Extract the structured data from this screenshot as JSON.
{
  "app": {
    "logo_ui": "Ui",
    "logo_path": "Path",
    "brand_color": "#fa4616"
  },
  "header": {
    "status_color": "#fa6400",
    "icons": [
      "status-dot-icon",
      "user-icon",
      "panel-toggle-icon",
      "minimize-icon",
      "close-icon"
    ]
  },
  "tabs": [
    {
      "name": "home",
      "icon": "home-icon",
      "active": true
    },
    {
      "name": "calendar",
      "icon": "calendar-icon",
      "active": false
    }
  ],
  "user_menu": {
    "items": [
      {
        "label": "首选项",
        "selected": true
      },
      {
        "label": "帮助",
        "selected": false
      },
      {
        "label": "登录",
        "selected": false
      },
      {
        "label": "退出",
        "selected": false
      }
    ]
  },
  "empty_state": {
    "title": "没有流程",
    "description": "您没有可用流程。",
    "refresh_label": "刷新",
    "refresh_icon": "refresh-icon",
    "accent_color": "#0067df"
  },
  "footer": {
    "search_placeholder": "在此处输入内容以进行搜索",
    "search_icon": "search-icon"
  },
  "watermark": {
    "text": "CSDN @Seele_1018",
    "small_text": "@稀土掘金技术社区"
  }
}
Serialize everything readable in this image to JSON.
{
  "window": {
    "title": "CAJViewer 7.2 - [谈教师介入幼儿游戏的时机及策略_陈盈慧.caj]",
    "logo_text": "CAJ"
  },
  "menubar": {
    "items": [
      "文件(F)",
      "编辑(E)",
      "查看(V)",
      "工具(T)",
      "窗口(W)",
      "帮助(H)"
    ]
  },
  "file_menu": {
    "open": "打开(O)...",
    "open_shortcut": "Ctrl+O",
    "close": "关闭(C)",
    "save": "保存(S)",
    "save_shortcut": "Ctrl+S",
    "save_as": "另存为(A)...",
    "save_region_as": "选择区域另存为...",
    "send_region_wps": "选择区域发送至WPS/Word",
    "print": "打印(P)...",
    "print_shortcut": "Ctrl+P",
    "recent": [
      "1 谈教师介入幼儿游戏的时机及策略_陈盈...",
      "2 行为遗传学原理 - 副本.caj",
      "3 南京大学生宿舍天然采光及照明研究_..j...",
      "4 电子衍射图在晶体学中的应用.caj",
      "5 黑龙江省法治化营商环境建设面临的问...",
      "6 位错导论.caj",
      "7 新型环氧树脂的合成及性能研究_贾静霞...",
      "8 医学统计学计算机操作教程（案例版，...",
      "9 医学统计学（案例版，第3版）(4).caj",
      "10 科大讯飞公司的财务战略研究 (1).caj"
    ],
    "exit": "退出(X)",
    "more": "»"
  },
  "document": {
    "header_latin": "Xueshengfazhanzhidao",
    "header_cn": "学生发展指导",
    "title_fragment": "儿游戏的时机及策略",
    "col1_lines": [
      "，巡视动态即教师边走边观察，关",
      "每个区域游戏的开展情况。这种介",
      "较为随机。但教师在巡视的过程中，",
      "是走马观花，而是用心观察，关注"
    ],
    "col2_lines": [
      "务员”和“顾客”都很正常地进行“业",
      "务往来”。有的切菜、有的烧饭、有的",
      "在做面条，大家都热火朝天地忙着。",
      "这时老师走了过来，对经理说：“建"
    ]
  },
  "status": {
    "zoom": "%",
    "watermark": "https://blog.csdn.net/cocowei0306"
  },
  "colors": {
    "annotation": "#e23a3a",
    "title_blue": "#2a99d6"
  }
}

------

> **Problem description**:
Retype the entries one by one, exactly.

> **Written answer**:
Extract the structured data from this screenshot as JSON.
{
  "app": {
    "logo_ui": "Ui",
    "logo_path": "Path",
    "brand_color": "#fa4616"
  },
  "header": {
    "status_color": "#fa6400",
    "icons": [
      "status-dot-icon",
      "user-icon",
      "panel-toggle-icon",
      "minimize-icon",
      "close-icon"
    ]
  },
  "tabs": [
    {
      "name": "home",
      "icon": "home-icon",
      "active": true
    },
    {
      "name": "calendar",
      "icon": "calendar-icon",
      "active": false
    }
  ],
  "user_menu": {
    "items": [
      {
        "label": "首选项",
        "selected": true
      },
      {
        "label": "帮助",
        "selected": false
      },
      {
        "label": "登录",
        "selected": false
      },
      {
        "label": "退出",
        "selected": false
      }
    ]
  },
  "empty_state": {
    "title": "没有流程",
    "description": "您没有可用流程。",
    "refresh_label": "刷新",
    "refresh_icon": "refresh-icon",
    "accent_color": "#0067df"
  },
  "footer": {
    "search_placeholder": "在此处输入内容以进行搜索",
    "search_icon": "search-icon"
  },
  "watermark": {
    "text": "CSDN @Seele_1018",
    "small_text": "@稀土掘金技术社区"
  }
}
Serialize everything readable in this image to JSON.
{
  "window": {
    "title": "CAJViewer 7.2 - [谈教师介入幼儿游戏的时机及策略_陈盈慧.caj]",
    "logo_text": "CAJ"
  },
  "menubar": {
    "items": [
      "文件(F)",
      "编辑(E)",
      "查看(V)",
      "工具(T)",
      "窗口(W)",
      "帮助(H)"
    ]
  },
  "file_menu": {
    "open": "打开(O)...",
    "open_shortcut": "Ctrl+O",
    "close": "关闭(C)",
    "save": "保存(S)",
    "save_shortcut": "Ctrl+S",
    "save_as": "另存为(A)...",
    "save_region_as": "选择区域另存为...",
    "send_region_wps": "选择区域发送至WPS/Word",
    "print": "打印(P)...",
    "print_shortcut": "Ctrl+P",
    "recent": [
      "1 谈教师介入幼儿游戏的时机及策略_陈盈...",
      "2 行为遗传学原理 - 副本.caj",
      "3 南京大学生宿舍天然采光及照明研究_..j...",
      "4 电子衍射图在晶体学中的应用.caj",
      "5 黑龙江省法治化营商环境建设面临的问...",
      "6 位错导论.caj",
      "7 新型环氧树脂的合成及性能研究_贾静霞...",
      "8 医学统计学计算机操作教程（案例版，...",
      "9 医学统计学（案例版，第3版）(4).caj",
      "10 科大讯飞公司的财务战略研究 (1).caj"
    ],
    "exit": "退出(X)",
    "more": "»"
  },
  "document": {
    "header_latin": "Xueshengfazhanzhidao",
    "header_cn": "学生发展指导",
    "title_fragment": "儿游戏的时机及策略",
    "col1_lines": [
      "，巡视动态即教师边走边观察，关",
      "每个区域游戏的开展情况。这种介",
      "较为随机。但教师在巡视的过程中，",
      "是走马观花，而是用心观察，关注"
    ],
    "col2_lines": [
      "务员”和“顾客”都很正常地进行“业",
      "务往来”。有的切菜、有的烧饭、有的",
      "在做面条，大家都热火朝天地忙着。",
      "这时老师走了过来，对经理说：“建"
    ]
  },
  "status": {
    "zoom": "%",
    "watermark": "https://blog.csdn.net/cocowei0306"
  },
  "colors": {
    "annotation": "#e23a3a",
    "title_blue": "#2a99d6"
  }
}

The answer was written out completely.